Source data:
-- Opening Marker --

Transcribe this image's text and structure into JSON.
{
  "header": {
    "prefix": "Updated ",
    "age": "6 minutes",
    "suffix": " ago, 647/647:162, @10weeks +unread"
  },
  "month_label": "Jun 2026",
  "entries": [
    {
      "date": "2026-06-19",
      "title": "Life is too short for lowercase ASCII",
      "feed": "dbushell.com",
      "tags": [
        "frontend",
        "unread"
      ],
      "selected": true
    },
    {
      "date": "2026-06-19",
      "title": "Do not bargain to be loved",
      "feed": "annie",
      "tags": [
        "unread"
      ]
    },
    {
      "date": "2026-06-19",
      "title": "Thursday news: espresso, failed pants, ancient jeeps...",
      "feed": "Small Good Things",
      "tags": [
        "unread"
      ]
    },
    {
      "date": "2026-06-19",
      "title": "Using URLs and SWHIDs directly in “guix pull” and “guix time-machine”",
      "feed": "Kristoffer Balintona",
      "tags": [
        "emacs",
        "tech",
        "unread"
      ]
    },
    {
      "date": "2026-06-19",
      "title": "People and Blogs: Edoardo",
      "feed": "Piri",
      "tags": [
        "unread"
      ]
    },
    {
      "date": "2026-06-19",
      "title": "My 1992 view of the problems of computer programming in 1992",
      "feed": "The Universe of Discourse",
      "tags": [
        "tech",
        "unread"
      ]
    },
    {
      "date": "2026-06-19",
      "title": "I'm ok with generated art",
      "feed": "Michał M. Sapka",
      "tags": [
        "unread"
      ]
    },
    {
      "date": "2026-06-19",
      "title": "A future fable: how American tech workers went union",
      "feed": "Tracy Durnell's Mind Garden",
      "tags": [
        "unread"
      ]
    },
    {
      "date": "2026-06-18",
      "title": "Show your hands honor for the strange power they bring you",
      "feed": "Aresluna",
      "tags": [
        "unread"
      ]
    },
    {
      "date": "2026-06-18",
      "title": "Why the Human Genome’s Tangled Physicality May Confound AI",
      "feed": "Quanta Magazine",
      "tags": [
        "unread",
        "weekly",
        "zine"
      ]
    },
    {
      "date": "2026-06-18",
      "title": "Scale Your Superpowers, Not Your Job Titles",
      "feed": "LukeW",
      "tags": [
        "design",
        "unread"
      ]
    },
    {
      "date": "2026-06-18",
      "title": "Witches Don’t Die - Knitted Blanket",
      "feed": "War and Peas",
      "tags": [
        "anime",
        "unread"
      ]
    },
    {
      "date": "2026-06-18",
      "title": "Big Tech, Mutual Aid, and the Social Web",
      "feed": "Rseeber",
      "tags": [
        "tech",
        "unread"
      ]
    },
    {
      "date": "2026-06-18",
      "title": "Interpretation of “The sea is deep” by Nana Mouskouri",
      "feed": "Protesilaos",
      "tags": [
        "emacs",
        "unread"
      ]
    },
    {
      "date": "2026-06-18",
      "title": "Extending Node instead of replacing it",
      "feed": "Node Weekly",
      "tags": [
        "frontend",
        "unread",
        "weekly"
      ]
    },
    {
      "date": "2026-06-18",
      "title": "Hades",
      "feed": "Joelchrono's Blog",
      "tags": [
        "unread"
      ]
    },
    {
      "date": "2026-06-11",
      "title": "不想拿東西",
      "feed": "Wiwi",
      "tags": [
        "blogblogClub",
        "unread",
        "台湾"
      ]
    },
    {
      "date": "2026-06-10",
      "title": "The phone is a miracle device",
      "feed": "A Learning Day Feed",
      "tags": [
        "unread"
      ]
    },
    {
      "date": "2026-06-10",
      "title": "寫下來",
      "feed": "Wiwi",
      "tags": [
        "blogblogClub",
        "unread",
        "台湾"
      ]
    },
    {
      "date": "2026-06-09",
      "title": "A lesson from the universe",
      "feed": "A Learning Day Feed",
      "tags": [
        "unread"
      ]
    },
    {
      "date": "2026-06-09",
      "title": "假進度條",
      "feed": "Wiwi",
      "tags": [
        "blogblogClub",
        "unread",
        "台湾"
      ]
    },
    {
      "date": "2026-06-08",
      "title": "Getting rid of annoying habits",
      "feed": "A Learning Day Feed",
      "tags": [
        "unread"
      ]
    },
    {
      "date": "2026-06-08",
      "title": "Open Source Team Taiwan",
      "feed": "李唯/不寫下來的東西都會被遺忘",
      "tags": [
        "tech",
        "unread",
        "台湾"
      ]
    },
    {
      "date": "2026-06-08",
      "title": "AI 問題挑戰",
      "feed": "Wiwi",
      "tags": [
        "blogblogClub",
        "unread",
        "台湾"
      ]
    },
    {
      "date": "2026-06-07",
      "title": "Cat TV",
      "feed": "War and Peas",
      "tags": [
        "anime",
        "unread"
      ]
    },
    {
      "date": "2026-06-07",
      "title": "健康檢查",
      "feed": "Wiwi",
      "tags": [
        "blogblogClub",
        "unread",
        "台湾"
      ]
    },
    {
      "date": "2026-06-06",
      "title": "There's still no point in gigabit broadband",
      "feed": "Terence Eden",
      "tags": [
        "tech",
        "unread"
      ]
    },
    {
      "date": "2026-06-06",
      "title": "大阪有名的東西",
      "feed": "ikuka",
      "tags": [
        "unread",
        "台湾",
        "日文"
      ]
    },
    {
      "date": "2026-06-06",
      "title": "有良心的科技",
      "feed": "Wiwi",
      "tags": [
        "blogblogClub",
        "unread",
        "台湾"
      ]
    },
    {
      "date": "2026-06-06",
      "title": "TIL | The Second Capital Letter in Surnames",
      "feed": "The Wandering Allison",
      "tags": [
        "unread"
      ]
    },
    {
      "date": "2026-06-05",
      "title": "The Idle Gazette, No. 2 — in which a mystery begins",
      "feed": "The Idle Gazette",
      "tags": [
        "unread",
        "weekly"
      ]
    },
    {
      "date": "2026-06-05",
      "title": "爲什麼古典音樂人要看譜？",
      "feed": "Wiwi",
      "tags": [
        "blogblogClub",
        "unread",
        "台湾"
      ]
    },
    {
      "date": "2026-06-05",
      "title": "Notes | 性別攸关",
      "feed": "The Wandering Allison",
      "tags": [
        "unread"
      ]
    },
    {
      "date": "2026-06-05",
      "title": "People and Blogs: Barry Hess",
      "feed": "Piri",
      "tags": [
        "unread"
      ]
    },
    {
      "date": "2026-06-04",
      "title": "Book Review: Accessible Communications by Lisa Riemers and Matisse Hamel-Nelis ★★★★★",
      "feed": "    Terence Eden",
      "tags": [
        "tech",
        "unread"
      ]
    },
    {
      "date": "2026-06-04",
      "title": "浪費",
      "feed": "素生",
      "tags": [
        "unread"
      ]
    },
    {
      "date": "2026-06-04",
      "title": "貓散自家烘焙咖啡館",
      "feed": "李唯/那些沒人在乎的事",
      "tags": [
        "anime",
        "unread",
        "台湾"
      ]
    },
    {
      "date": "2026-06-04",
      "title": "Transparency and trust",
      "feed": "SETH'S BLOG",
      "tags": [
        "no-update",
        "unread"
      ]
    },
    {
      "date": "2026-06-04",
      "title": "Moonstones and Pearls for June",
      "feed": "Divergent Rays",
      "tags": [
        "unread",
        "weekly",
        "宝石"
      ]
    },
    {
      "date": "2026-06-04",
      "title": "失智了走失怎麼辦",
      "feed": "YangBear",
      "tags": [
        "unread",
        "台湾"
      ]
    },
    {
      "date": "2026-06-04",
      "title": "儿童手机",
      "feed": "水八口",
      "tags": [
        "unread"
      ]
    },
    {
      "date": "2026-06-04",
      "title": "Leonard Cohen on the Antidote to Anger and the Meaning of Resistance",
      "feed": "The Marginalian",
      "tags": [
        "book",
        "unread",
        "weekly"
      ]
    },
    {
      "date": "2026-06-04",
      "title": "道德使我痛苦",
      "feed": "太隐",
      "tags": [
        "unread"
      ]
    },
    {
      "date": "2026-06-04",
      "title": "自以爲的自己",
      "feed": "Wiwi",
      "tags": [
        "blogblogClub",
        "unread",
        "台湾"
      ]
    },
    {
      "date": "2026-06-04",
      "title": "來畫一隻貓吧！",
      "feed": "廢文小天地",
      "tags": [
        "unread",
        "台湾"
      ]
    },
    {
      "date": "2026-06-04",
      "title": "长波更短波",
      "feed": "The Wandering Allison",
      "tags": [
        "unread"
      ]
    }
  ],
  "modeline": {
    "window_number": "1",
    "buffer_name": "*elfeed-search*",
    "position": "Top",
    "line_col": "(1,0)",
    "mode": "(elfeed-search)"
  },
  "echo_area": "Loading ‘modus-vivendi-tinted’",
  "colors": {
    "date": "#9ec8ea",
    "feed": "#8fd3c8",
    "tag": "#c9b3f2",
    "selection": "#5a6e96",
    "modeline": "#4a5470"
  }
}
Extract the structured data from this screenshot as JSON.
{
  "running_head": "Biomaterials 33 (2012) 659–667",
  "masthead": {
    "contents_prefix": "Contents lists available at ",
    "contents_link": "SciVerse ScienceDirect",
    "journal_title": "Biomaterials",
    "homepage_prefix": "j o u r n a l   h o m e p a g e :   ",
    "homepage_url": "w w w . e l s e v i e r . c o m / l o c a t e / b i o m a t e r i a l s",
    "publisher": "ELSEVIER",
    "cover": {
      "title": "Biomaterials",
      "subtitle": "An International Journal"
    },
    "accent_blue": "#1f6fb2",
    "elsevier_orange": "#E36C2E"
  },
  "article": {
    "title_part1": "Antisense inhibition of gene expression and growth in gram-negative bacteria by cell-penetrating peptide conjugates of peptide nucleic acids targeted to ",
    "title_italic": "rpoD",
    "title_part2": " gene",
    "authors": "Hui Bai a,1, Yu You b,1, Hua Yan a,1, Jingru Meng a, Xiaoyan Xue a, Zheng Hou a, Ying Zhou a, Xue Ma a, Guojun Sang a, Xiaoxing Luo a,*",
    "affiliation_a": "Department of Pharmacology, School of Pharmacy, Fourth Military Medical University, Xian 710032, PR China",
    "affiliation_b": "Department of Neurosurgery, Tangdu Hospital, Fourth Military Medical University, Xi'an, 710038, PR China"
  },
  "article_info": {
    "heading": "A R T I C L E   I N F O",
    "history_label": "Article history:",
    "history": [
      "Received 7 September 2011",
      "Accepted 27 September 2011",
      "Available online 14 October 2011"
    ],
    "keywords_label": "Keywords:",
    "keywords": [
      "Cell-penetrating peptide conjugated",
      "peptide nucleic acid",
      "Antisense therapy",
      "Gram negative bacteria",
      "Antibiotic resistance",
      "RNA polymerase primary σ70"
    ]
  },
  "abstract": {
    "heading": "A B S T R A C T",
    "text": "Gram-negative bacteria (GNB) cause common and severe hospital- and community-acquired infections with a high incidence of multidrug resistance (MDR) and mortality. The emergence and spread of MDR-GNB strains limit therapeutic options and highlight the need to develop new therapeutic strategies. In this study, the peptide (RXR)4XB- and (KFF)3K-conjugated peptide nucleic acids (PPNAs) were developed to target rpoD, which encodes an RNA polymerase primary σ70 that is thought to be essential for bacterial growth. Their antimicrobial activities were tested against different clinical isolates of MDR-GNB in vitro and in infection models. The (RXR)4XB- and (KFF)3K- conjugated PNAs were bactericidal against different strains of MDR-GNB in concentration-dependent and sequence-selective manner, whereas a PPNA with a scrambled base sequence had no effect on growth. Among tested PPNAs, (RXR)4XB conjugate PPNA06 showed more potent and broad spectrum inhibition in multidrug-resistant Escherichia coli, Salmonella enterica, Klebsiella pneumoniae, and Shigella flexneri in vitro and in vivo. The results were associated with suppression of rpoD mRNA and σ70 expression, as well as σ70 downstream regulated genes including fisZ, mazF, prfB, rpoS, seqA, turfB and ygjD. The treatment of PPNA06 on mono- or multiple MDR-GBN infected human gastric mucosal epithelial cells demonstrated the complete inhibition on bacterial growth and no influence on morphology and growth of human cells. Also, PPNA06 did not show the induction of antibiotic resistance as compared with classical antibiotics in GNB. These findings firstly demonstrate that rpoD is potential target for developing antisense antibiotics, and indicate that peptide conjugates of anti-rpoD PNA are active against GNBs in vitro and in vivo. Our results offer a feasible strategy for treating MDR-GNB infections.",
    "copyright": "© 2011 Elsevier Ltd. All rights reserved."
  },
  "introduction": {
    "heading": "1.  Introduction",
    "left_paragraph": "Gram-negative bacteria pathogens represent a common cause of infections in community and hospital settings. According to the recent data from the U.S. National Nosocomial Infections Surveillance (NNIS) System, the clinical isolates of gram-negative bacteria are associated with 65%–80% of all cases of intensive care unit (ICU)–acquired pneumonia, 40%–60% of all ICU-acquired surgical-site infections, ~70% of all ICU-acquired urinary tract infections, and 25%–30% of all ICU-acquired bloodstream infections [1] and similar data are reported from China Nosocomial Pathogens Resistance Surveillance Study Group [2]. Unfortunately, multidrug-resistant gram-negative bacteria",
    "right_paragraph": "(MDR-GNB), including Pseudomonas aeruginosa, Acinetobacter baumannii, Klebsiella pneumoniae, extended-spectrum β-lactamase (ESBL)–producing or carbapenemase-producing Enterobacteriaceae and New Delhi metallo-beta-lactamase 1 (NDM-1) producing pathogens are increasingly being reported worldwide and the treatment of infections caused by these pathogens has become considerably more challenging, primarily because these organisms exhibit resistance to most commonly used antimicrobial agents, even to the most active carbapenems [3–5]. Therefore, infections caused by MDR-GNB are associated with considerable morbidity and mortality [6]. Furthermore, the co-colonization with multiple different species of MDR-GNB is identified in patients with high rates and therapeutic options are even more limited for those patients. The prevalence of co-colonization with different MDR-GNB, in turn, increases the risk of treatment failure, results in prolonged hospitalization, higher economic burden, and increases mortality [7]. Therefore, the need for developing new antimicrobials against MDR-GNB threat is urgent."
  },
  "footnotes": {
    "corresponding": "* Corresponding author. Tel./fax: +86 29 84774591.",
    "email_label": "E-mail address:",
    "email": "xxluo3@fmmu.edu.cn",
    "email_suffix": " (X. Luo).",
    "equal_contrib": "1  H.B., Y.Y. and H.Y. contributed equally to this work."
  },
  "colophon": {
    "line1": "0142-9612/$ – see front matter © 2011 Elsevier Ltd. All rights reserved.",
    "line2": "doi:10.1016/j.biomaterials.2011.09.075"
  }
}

-- Closing Marker --

Work out the number of lines in the records containing the word "Gazette". Write only that number.

ANSWER BOX: 2